• **Information provided**
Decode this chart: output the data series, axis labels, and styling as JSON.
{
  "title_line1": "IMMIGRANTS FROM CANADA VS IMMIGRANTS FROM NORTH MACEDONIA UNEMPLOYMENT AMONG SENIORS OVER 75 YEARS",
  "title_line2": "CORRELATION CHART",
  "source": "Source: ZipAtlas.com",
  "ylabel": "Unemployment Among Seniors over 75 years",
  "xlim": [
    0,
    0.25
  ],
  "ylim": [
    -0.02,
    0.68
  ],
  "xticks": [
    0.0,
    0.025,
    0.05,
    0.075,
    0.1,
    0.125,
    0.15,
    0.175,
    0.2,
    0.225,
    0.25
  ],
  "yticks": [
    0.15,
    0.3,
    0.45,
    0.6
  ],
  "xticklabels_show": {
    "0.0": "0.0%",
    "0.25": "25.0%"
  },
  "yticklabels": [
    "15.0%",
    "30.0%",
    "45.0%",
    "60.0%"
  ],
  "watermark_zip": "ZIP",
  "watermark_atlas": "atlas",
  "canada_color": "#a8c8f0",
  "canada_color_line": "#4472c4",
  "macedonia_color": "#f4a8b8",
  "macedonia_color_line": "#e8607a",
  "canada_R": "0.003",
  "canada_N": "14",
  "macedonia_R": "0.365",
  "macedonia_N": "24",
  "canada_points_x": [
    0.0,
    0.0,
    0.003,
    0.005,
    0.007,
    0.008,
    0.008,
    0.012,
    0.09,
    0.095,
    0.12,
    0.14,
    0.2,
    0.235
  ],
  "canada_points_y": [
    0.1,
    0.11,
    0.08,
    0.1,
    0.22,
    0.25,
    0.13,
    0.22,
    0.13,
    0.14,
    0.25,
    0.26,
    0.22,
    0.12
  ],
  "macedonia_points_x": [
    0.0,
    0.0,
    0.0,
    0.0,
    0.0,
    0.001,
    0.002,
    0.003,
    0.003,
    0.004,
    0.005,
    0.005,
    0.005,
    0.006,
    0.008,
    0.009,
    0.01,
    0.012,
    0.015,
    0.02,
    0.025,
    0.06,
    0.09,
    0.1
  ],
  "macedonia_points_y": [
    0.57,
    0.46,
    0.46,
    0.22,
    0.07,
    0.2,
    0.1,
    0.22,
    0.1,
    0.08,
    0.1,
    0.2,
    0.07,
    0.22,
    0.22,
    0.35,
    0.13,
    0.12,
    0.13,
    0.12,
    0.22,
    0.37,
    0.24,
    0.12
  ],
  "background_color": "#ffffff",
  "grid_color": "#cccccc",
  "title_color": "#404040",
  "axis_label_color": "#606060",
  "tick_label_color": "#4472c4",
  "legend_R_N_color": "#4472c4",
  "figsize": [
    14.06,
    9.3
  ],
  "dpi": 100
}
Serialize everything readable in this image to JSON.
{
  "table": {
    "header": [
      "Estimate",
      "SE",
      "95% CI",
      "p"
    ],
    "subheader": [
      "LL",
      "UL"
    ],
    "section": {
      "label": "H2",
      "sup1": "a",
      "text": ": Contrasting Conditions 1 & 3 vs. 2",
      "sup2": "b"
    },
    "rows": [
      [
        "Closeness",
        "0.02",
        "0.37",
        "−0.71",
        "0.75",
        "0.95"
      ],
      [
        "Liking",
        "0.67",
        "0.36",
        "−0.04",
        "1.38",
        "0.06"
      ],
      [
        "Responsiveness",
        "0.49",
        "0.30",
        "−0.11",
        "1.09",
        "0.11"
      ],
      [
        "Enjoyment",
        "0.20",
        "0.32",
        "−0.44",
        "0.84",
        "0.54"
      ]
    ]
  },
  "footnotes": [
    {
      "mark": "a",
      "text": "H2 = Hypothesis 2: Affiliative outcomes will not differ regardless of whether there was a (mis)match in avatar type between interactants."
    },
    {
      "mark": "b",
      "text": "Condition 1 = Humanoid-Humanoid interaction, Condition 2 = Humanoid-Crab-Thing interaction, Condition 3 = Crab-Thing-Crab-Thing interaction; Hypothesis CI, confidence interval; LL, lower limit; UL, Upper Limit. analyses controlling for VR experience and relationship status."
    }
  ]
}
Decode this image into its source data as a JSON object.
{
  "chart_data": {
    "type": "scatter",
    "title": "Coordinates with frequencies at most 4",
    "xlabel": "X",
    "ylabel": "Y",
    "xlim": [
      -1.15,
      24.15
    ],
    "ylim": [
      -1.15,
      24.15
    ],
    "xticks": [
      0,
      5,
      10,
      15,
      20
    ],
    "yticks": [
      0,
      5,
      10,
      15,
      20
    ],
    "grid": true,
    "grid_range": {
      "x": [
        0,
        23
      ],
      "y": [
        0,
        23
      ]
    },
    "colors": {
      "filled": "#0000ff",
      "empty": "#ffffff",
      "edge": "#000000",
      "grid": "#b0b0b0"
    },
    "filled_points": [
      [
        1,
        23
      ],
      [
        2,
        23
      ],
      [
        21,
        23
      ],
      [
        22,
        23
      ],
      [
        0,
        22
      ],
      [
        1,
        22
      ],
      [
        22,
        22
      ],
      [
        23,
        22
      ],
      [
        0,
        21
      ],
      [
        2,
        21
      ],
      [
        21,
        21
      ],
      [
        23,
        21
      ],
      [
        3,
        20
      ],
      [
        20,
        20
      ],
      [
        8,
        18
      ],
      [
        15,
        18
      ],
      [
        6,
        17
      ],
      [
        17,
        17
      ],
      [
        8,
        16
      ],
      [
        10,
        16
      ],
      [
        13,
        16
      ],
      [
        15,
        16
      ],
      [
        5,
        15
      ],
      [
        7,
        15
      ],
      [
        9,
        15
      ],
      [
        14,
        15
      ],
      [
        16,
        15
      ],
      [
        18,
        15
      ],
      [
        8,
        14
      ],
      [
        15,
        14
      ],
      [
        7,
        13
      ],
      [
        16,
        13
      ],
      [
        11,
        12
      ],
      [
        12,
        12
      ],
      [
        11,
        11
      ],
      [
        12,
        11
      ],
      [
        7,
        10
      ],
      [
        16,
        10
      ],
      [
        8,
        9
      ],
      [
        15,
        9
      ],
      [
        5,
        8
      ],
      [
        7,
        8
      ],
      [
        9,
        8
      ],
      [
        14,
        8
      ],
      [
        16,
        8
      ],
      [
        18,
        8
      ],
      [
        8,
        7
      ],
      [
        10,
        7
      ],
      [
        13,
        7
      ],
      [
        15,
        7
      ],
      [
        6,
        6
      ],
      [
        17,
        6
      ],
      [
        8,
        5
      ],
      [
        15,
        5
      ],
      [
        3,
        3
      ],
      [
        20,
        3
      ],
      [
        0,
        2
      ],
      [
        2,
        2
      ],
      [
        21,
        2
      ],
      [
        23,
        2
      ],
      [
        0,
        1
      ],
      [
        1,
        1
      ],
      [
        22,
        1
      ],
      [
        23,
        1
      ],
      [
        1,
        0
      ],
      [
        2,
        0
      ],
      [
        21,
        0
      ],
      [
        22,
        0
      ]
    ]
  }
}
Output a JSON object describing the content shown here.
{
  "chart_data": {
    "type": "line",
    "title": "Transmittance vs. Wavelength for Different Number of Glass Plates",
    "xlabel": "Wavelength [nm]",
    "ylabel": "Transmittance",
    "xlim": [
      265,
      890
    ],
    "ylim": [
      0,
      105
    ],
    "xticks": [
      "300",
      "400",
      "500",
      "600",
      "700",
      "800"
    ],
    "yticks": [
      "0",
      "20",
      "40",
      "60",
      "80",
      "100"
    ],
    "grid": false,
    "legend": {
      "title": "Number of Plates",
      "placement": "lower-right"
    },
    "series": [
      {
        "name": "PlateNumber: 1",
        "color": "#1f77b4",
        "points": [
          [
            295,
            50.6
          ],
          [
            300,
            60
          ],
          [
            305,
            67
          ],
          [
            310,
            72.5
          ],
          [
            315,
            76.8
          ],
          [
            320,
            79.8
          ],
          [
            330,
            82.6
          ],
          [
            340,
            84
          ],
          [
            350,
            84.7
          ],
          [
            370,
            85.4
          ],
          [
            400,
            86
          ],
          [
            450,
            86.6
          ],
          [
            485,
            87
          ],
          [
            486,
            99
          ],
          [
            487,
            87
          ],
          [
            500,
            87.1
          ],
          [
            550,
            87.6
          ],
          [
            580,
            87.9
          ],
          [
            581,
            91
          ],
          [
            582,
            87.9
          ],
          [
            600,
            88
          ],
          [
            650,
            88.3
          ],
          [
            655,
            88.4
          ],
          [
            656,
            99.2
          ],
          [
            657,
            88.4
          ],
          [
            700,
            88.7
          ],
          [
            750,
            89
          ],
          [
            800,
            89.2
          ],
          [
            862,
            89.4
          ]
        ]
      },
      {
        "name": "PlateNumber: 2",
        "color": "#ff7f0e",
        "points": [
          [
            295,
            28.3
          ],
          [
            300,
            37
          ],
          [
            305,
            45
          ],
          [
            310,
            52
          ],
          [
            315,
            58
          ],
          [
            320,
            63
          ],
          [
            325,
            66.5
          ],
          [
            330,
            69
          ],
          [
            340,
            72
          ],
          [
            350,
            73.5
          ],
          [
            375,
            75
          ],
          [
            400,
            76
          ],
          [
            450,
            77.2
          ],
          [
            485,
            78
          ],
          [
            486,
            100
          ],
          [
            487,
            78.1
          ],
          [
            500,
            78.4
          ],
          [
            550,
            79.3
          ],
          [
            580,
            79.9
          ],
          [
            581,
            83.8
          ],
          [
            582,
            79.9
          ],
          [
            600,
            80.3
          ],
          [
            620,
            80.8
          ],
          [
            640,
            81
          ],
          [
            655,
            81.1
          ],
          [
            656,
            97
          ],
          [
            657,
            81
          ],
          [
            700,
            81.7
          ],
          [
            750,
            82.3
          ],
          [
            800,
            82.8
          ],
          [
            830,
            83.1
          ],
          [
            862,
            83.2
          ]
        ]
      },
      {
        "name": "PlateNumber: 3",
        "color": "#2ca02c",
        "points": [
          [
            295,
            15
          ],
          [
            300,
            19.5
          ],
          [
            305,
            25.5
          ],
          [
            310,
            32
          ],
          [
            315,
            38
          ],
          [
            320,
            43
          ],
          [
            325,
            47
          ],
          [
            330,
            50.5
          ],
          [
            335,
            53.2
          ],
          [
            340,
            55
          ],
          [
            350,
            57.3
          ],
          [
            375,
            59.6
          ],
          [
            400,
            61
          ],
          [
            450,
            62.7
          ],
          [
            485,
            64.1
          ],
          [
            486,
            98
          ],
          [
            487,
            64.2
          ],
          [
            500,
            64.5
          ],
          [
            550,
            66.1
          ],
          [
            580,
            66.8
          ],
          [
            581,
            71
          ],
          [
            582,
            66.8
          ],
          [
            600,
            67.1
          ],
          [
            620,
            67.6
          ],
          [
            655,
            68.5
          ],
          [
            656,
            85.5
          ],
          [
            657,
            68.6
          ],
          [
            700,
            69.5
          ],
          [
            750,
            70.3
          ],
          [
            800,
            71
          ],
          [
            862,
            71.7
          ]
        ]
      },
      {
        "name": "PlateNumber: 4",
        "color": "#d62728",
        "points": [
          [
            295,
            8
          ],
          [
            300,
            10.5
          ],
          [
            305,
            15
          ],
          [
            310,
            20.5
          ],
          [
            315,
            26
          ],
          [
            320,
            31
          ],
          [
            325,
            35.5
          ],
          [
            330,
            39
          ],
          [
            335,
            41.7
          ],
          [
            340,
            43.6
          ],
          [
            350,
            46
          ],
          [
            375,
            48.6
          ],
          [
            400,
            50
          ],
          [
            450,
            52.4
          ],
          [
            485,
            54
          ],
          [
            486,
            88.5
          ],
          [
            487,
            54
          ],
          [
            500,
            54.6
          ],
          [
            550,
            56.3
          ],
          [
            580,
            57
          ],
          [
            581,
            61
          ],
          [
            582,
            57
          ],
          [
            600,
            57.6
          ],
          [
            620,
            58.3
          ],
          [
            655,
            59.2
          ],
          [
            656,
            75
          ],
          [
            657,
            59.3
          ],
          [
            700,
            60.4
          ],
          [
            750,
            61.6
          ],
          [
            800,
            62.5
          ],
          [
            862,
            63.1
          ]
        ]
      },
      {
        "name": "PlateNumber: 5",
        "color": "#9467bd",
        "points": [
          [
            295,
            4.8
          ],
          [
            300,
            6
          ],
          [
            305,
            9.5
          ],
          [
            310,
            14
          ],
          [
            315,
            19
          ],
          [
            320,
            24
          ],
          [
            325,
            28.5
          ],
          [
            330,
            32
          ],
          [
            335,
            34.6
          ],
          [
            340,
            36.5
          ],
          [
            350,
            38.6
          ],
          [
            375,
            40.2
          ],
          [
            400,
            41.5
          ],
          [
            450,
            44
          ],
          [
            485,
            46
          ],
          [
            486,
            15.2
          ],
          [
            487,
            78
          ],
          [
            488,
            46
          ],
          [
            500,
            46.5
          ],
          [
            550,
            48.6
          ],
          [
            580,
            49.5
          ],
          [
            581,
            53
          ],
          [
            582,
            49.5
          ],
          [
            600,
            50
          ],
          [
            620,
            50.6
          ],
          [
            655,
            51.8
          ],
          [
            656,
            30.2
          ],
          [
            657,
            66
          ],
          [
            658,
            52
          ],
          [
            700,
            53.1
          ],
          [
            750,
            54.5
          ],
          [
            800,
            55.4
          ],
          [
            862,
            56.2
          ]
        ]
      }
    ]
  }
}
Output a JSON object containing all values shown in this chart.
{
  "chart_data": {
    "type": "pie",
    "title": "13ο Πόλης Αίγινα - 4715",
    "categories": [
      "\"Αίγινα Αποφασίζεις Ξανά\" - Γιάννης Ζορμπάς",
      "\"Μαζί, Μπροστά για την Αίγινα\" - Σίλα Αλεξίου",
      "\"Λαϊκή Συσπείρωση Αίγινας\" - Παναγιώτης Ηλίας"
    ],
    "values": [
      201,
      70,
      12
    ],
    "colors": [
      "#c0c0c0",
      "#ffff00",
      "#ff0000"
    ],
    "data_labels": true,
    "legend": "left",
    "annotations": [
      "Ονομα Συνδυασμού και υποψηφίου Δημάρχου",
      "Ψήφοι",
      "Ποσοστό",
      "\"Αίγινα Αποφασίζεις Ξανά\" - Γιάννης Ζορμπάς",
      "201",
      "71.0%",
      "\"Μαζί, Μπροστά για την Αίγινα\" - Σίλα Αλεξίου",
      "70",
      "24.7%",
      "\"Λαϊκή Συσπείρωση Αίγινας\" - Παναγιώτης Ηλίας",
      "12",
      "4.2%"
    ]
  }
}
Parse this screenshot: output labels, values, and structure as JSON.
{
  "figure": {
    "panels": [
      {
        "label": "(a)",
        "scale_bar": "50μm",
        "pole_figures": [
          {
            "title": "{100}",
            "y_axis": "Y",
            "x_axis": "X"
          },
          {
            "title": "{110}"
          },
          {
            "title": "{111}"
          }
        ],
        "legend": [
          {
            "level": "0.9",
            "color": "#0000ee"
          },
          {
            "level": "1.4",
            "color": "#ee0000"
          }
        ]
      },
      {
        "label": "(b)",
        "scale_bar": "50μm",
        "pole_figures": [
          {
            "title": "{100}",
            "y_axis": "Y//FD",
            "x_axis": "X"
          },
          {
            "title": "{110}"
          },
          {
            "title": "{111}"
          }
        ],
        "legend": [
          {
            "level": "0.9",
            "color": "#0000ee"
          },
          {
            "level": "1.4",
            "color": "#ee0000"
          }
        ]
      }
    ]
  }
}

• **Direction**
Quote only the lines from the line containing "Parse this screenshot: output" through the end of the entries, keeping the first and the last.

• **Finished exercise**
Parse this screenshot: output labels, values, and structure as JSON.
{
  "figure": {
    "panels": [
      {
        "label": "(a)",
        "scale_bar": "50μm",
        "pole_figures": [
          {
            "title": "{100}",
            "y_axis": "Y",
            "x_axis": "X"
          },
          {
            "title": "{110}"
          },
          {
            "title": "{111}"
          }
        ],
        "legend": [
          {
            "level": "0.9",
            "color": "#0000ee"
          },
          {
            "level": "1.4",
            "color": "#ee0000"
          }
        ]
      },
      {
        "label": "(b)",
        "scale_bar": "50μm",
        "pole_figures": [
          {
            "title": "{100}",
            "y_axis": "Y//FD",
            "x_axis": "X"
          },
          {
            "title": "{110}"
          },
          {
            "title": "{111}"
          }
        ],
        "legend": [
          {
            "level": "0.9",
            "color": "#0000ee"
          },
          {
            "level": "1.4",
            "color": "#ee0000"
          }
        ]
      }
    ]
  }
}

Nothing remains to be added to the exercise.